● **Exercise task**
Transcribe the records below exactly, leaving out any pictures.

● **Record excerpts**
----------

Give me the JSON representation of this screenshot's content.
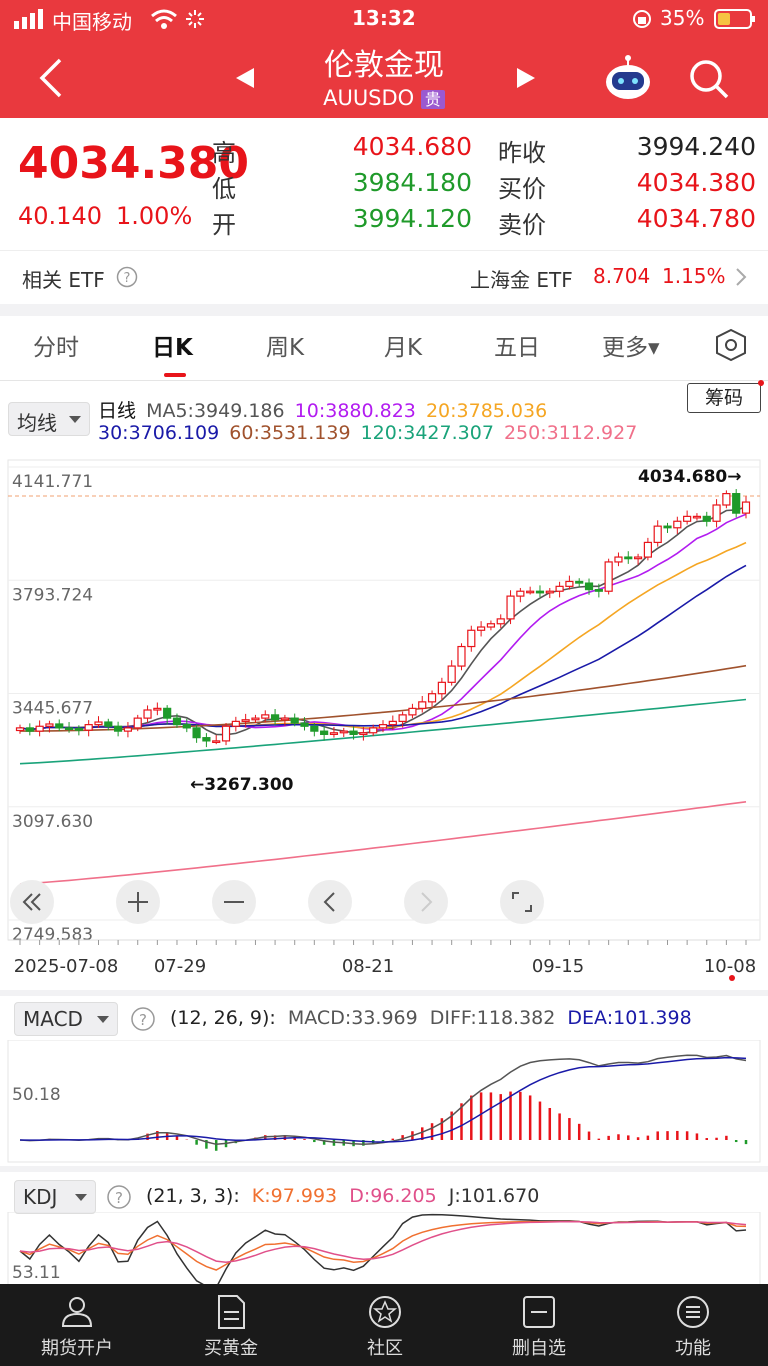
{
  "status": {
    "carrier": "中国移动",
    "time": "13:32",
    "battery": "35%"
  },
  "header": {
    "title": "伦敦金现",
    "code": "AUUSDO",
    "badge": "贵"
  },
  "quote": {
    "price": "4034.380",
    "change": "40.140",
    "pct": "1.00%",
    "high_label": "高",
    "high": "4034.680",
    "low_label": "低",
    "low": "3984.180",
    "open_label": "开",
    "open": "3994.120",
    "prev_label": "昨收",
    "prev": "3994.240",
    "bid_label": "买价",
    "bid": "4034.380",
    "ask_label": "卖价",
    "ask": "4034.780"
  },
  "etf": {
    "label": "相关 ETF",
    "name": "上海金 ETF",
    "price": "8.704",
    "pct": "1.15%"
  },
  "tabs": [
    "分时",
    "日K",
    "周K",
    "月K",
    "五日",
    "更多▾"
  ],
  "kline": {
    "selector": "均线",
    "chips": "筹码",
    "period": "日线",
    "ma5": "MA5:3949.186",
    "ma10": "10:3880.823",
    "ma20": "20:3785.036",
    "ma30": "30:3706.109",
    "ma60": "60:3531.139",
    "ma120": "120:3427.307",
    "ma250": "250:3112.927",
    "y_ticks": [
      "4141.771",
      "3793.724",
      "3445.677",
      "3097.630",
      "2749.583"
    ],
    "max_marker": "4034.680→",
    "min_marker": "←3267.300",
    "x_ticks": [
      "2025-07-08",
      "07-29",
      "08-21",
      "09-15",
      "10-08"
    ],
    "colors": {
      "ma5": "#555555",
      "ma10": "#b21cf0",
      "ma20": "#f5a623",
      "ma30": "#1a1aa8",
      "ma60": "#a0522d",
      "ma120": "#1aa37a",
      "ma250": "#f0708a",
      "up": "#e8141a",
      "down": "#1f9a2a"
    }
  },
  "macd": {
    "selector": "MACD",
    "params": "(12, 26, 9):",
    "macd": "MACD:33.969",
    "diff": "DIFF:118.382",
    "dea": "DEA:101.398",
    "y_tick": "50.18"
  },
  "kdj": {
    "selector": "KDJ",
    "params": "(21, 3, 3):",
    "k": "K:97.993",
    "d": "D:96.205",
    "j": "J:101.670",
    "y_tick": "53.11"
  },
  "nav": [
    "期货开户",
    "买黄金",
    "社区",
    "删自选",
    "功能"
  ],
  "chart_data": {
    "type": "line",
    "title": "",
    "x_ticks": [
      "2025-07-08",
      "07-29",
      "08-21",
      "09-15",
      "10-08"
    ],
    "ylim": [
      2749.583,
      4141.771
    ],
    "series": [
      {
        "name": "MA5",
        "last": 3949.186
      },
      {
        "name": "10",
        "last": 3880.823
      },
      {
        "name": "20",
        "last": 3785.036
      },
      {
        "name": "30",
        "last": 3706.109
      },
      {
        "name": "60",
        "last": 3531.139
      },
      {
        "name": "120",
        "last": 3427.307
      },
      {
        "name": "250",
        "last": 3112.927
      }
    ],
    "closes": [
      3340,
      3330,
      3345,
      3352,
      3340,
      3338,
      3333,
      3350,
      3358,
      3345,
      3330,
      3340,
      3370,
      3395,
      3400,
      3370,
      3350,
      3340,
      3310,
      3300,
      3300,
      3345,
      3360,
      3365,
      3370,
      3380,
      3365,
      3370,
      3355,
      3345,
      3330,
      3320,
      3325,
      3330,
      3320,
      3325,
      3340,
      3350,
      3360,
      3380,
      3400,
      3420,
      3445,
      3480,
      3530,
      3590,
      3640,
      3650,
      3660,
      3675,
      3745,
      3760,
      3760,
      3755,
      3760,
      3775,
      3790,
      3785,
      3765,
      3760,
      3850,
      3865,
      3860,
      3865,
      3910,
      3960,
      3955,
      3975,
      3990,
      3990,
      3975,
      4025,
      4060,
      4000,
      4034
    ]
  }
}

----------

● **Finished answer**
Give me the JSON representation of this screenshot's content.
{
  "status": {
    "carrier": "中国移动",
    "time": "13:32",
    "battery": "35%"
  },
  "header": {
    "title": "伦敦金现",
    "code": "AUUSDO",
    "badge": "贵"
  },
  "quote": {
    "price": "4034.380",
    "change": "40.140",
    "pct": "1.00%",
    "high_label": "高",
    "high": "4034.680",
    "low_label": "低",
    "low": "3984.180",
    "open_label": "开",
    "open": "3994.120",
    "prev_label": "昨收",
    "prev": "3994.240",
    "bid_label": "买价",
    "bid": "4034.380",
    "ask_label": "卖价",
    "ask": "4034.780"
  },
  "etf": {
    "label": "相关 ETF",
    "name": "上海金 ETF",
    "price": "8.704",
    "pct": "1.15%"
  },
  "tabs": [
    "分时",
    "日K",
    "周K",
    "月K",
    "五日",
    "更多▾"
  ],
  "kline": {
    "selector": "均线",
    "chips": "筹码",
    "period": "日线",
    "ma5": "MA5:3949.186",
    "ma10": "10:3880.823",
    "ma20": "20:3785.036",
    "ma30": "30:3706.109",
    "ma60": "60:3531.139",
    "ma120": "120:3427.307",
    "ma250": "250:3112.927",
    "y_ticks": [
      "4141.771",
      "3793.724",
      "3445.677",
      "3097.630",
      "2749.583"
    ],
    "max_marker": "4034.680→",
    "min_marker": "←3267.300",
    "x_ticks": [
      "2025-07-08",
      "07-29",
      "08-21",
      "09-15",
      "10-08"
    ],
    "colors": {
      "ma5": "#555555",
      "ma10": "#b21cf0",
      "ma20": "#f5a623",
      "ma30": "#1a1aa8",
      "ma60": "#a0522d",
      "ma120": "#1aa37a",
      "ma250": "#f0708a",
      "up": "#e8141a",
      "down": "#1f9a2a"
    }
  },
  "macd": {
    "selector": "MACD",
    "params": "(12, 26, 9):",
    "macd": "MACD:33.969",
    "diff": "DIFF:118.382",
    "dea": "DEA:101.398",
    "y_tick": "50.18"
  },
  "kdj": {
    "selector": "KDJ",
    "params": "(21, 3, 3):",
    "k": "K:97.993",
    "d": "D:96.205",
    "j": "J:101.670",
    "y_tick": "53.11"
  },
  "nav": [
    "期货开户",
    "买黄金",
    "社区",
    "删自选",
    "功能"
  ],
  "chart_data": {
    "type": "line",
    "title": "",
    "x_ticks": [
      "2025-07-08",
      "07-29",
      "08-21",
      "09-15",
      "10-08"
    ],
    "ylim": [
      2749.583,
      4141.771
    ],
    "series": [
      {
        "name": "MA5",
        "last": 3949.186
      },
      {
        "name": "10",
        "last": 3880.823
      },
      {
        "name": "20",
        "last": 3785.036
      },
      {
        "name": "30",
        "last": 3706.109
      },
      {
        "name": "60",
        "last": 3531.139
      },
      {
        "name": "120",
        "last": 3427.307
      },
      {
        "name": "250",
        "last": 3112.927
      }
    ],
    "closes": [
      3340,
      3330,
      3345,
      3352,
      3340,
      3338,
      3333,
      3350,
      3358,
      3345,
      3330,
      3340,
      3370,
      3395,
      3400,
      3370,
      3350,
      3340,
      3310,
      3300,
      3300,
      3345,
      3360,
      3365,
      3370,
      3380,
      3365,
      3370,
      3355,
      3345,
      3330,
      3320,
      3325,
      3330,
      3320,
      3325,
      3340,
      3350,
      3360,
      3380,
      3400,
      3420,
      3445,
      3480,
      3530,
      3590,
      3640,
      3650,
      3660,
      3675,
      3745,
      3760,
      3760,
      3755,
      3760,
      3775,
      3790,
      3785,
      3765,
      3760,
      3850,
      3865,
      3860,
      3865,
      3910,
      3960,
      3955,
      3975,
      3990,
      3990,
      3975,
      4025,
      4060,
      4000,
      4034
    ]
  }
}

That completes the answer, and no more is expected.